>>>>

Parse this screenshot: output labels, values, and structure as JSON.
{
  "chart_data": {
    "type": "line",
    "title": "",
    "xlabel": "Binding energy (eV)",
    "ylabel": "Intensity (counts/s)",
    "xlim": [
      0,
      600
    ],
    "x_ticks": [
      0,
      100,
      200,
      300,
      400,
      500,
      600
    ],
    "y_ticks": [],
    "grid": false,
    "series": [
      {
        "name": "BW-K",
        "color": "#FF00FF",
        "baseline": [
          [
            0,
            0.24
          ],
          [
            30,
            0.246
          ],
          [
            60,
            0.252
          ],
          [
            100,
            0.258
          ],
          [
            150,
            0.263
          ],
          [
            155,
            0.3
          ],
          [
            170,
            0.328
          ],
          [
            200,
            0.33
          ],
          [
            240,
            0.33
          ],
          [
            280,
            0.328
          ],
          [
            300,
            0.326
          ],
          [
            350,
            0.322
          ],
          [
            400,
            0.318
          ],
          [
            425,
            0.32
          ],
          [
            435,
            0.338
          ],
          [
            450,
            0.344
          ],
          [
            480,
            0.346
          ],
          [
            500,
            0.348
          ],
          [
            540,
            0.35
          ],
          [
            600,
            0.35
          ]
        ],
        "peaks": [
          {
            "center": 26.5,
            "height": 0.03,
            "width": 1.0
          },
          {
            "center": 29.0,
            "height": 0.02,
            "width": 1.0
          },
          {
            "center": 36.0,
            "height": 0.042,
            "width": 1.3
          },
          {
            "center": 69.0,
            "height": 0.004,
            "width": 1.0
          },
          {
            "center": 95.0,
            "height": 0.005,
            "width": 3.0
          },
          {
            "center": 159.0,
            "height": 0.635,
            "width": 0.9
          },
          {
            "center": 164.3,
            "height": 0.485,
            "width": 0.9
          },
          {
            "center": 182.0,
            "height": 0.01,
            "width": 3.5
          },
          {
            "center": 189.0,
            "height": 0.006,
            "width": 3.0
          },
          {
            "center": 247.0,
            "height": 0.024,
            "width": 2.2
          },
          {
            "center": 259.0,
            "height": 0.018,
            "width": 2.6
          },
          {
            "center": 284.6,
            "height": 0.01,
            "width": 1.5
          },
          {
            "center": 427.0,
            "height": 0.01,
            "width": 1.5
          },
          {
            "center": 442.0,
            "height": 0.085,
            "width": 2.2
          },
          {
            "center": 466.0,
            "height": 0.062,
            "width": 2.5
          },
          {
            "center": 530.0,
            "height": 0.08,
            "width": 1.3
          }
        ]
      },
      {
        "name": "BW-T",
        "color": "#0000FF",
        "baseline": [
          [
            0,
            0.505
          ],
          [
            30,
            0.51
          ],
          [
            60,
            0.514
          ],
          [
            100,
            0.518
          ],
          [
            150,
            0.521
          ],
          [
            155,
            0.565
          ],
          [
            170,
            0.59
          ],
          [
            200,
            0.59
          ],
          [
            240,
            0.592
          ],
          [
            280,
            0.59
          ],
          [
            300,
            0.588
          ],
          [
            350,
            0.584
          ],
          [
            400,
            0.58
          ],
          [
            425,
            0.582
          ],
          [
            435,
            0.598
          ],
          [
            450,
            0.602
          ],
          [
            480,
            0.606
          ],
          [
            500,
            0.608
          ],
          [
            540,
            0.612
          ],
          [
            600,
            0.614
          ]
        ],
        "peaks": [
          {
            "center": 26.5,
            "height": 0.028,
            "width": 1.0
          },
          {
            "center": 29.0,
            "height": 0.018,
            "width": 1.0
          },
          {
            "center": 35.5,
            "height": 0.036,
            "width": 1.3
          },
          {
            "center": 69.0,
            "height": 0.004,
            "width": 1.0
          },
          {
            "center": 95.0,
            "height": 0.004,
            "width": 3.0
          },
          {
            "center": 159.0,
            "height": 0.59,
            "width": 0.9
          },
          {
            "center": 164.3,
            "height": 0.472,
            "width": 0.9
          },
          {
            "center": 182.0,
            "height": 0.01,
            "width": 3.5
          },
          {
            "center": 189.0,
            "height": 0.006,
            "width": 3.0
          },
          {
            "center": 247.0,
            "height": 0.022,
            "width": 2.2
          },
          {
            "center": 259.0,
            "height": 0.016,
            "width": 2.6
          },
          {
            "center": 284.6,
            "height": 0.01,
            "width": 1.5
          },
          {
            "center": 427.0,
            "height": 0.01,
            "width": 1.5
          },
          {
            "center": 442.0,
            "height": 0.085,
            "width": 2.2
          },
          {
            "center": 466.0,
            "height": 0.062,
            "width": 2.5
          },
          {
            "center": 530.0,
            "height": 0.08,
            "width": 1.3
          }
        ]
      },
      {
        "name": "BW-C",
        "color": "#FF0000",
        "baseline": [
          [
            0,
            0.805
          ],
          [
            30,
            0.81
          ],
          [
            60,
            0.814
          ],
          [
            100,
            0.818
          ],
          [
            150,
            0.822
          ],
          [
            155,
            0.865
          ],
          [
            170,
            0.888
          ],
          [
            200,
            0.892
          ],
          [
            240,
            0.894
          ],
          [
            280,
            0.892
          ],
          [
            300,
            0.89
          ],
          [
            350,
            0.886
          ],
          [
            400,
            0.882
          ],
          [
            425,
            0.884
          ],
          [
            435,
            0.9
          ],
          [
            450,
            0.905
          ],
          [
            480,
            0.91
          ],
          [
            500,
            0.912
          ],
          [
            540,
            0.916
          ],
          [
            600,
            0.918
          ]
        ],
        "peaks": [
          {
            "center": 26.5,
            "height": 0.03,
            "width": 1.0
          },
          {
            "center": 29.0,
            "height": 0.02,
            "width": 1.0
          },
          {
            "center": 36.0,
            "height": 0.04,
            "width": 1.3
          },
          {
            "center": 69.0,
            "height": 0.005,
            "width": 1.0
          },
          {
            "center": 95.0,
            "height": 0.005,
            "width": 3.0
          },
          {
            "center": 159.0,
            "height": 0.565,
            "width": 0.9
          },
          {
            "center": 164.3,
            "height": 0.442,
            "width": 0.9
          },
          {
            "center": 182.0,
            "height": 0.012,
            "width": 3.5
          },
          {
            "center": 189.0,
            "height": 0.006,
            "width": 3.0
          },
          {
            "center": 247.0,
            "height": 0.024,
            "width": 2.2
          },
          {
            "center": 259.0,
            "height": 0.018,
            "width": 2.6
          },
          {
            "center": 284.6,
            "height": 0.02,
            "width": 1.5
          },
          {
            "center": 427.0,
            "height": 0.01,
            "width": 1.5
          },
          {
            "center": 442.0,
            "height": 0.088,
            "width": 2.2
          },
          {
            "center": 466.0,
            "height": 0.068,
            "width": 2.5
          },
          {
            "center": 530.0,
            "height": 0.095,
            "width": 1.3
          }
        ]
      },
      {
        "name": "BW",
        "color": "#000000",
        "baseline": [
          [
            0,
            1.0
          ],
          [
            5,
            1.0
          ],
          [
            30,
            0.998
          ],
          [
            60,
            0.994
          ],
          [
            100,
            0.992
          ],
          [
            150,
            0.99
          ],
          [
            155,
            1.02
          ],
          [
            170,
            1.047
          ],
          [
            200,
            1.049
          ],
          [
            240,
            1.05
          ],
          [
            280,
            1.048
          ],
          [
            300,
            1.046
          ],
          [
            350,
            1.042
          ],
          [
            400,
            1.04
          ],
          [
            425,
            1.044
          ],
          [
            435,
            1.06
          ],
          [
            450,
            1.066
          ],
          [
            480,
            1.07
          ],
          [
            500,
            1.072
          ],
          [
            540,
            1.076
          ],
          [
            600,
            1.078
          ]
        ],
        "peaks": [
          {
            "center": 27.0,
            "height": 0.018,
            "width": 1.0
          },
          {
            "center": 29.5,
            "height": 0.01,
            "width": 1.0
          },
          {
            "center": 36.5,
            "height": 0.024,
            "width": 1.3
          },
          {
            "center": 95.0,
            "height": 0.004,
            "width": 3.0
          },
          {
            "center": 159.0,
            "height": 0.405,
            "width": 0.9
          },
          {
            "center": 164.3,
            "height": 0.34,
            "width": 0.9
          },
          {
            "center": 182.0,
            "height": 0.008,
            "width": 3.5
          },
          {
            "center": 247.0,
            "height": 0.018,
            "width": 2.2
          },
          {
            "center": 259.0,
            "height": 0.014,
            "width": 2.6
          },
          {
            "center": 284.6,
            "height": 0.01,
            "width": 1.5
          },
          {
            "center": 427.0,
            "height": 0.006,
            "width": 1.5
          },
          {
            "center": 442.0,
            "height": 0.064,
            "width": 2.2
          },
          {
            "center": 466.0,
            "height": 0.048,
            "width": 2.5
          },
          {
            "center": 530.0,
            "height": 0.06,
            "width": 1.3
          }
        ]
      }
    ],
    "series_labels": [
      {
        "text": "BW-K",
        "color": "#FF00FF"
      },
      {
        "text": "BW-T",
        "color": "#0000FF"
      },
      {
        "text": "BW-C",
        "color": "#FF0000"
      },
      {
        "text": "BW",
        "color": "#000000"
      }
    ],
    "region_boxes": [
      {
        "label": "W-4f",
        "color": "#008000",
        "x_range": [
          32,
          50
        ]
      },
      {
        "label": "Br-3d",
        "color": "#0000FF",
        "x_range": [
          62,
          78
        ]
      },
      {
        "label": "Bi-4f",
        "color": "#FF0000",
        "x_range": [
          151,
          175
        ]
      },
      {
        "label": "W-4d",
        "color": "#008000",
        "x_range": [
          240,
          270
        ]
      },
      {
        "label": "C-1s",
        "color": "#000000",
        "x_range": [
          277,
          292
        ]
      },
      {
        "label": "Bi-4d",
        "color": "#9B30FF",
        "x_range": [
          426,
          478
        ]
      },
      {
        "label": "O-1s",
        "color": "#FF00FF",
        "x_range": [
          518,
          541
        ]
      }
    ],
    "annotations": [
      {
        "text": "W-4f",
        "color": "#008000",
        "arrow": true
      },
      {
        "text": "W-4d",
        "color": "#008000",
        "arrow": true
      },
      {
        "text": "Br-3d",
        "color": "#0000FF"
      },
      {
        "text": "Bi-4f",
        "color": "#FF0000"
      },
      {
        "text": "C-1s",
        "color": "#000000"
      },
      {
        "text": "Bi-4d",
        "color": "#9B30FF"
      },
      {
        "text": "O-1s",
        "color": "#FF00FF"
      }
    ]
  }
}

<<<<

■ Set exercise ■
Pull out each line of the entries that contains "text".

■ Written solution ■
        "text": "BW-K",
        "text": "BW-T",
        "text": "BW-C",
        "text": "BW",
        "text": "W-4f",
        "text": "W-4d",
        "text": "Br-3d",
        "text": "Bi-4f",
        "text": "C-1s",
        "text": "Bi-4d",
        "text": "O-1s",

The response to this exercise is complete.